SHORT PROBLEM:
Which lines contain the string "makes"? Please list every one of them.
>> Start RECORDS TO USE
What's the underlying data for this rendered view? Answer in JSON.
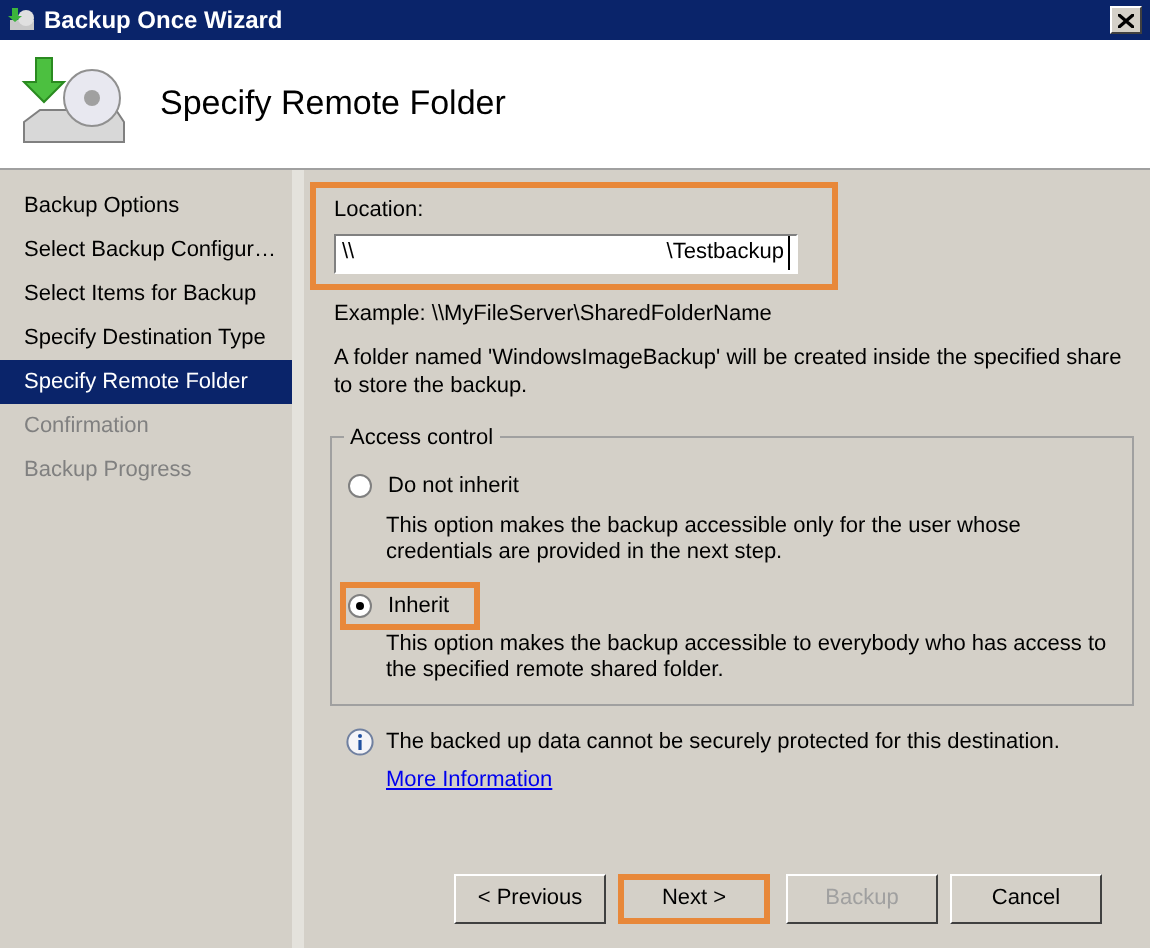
{
  "window": {
    "title": "Backup Once Wizard"
  },
  "header": {
    "title": "Specify Remote Folder"
  },
  "sidebar": {
    "items": [
      {
        "label": "Backup Options",
        "selected": false,
        "disabled": false
      },
      {
        "label": "Select Backup Configur…",
        "selected": false,
        "disabled": false
      },
      {
        "label": "Select Items for Backup",
        "selected": false,
        "disabled": false
      },
      {
        "label": "Specify Destination Type",
        "selected": false,
        "disabled": false
      },
      {
        "label": "Specify Remote Folder",
        "selected": true,
        "disabled": false
      },
      {
        "label": "Confirmation",
        "selected": false,
        "disabled": true
      },
      {
        "label": "Backup Progress",
        "selected": false,
        "disabled": true
      }
    ]
  },
  "location": {
    "label": "Location:",
    "value_parts": [
      "\\\\",
      "\\Testbackup"
    ],
    "highlighted": true
  },
  "example": "Example: \\\\MyFileServer\\SharedFolderName",
  "note": "A folder named 'WindowsImageBackup' will be created inside the specified share to store the backup.",
  "access_control": {
    "title": "Access control",
    "options": [
      {
        "label": "Do not inherit",
        "description": "This option makes the backup accessible only for the user whose credentials are provided in the next step.",
        "selected": false,
        "highlighted": false
      },
      {
        "label": "Inherit",
        "description": "This option makes the backup accessible to everybody who has access to the specified remote shared folder.",
        "selected": true,
        "highlighted": true
      }
    ]
  },
  "info": {
    "text": "The backed up data cannot be securely protected for this destination.",
    "link": "More Information"
  },
  "buttons": [
    {
      "label": "< Previous",
      "disabled": false,
      "highlighted": false
    },
    {
      "label": "Next >",
      "disabled": false,
      "highlighted": true
    },
    {
      "label": "Backup",
      "disabled": true,
      "highlighted": false
    },
    {
      "label": "Cancel",
      "disabled": false,
      "highlighted": false
    }
  ]
}
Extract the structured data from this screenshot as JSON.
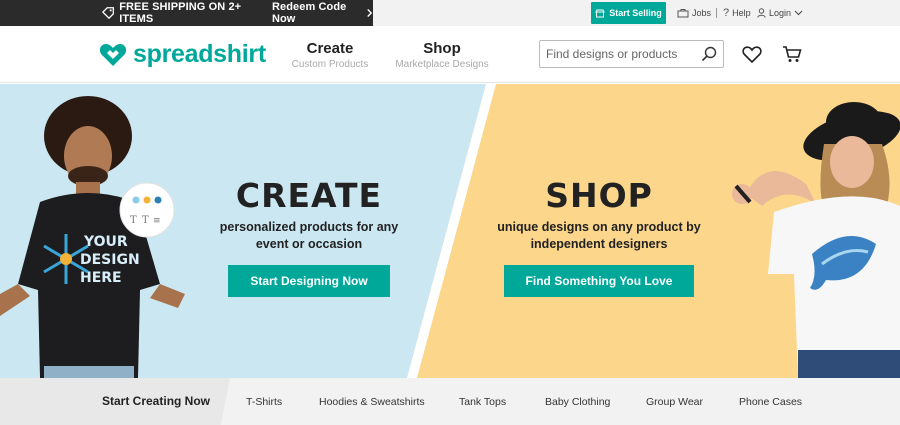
{
  "promo": {
    "shipping": "FREE SHIPPING ON 2+ ITEMS",
    "redeem": "Redeem Code Now"
  },
  "utility": {
    "start_selling": "Start Selling",
    "jobs": "Jobs",
    "help": "Help",
    "login": "Login"
  },
  "header": {
    "logo": "spreadshirt",
    "nav": [
      {
        "title": "Create",
        "subtitle": "Custom Products"
      },
      {
        "title": "Shop",
        "subtitle": "Marketplace Designs"
      }
    ],
    "search_placeholder": "Find designs or products"
  },
  "hero": {
    "create": {
      "title": "CREATE",
      "line1": "personalized products for any",
      "line2": "event or occasion",
      "cta": "Start Designing Now"
    },
    "shop": {
      "title": "SHOP",
      "line1": "unique designs on any product by",
      "line2": "independent designers",
      "cta": "Find Something You Love"
    },
    "shirt_text": [
      "YOUR",
      "DESIGN",
      "HERE"
    ]
  },
  "categories": {
    "lead": "Start Creating Now",
    "items": [
      "T-Shirts",
      "Hoodies & Sweatshirts",
      "Tank Tops",
      "Baby Clothing",
      "Group Wear",
      "Phone Cases"
    ]
  },
  "colors": {
    "brand": "#00a89a",
    "create_bg": "#cbe7f2",
    "shop_bg": "#fcd68a"
  }
}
>> End RECORDS TO USE
SOLVED EXERCISE:
        "description": "This option makes the backup accessible only for the user whose credentials are provided in the next step.",
        "description": "This option makes the backup accessible to everybody who has access to the specified remote shared folder.",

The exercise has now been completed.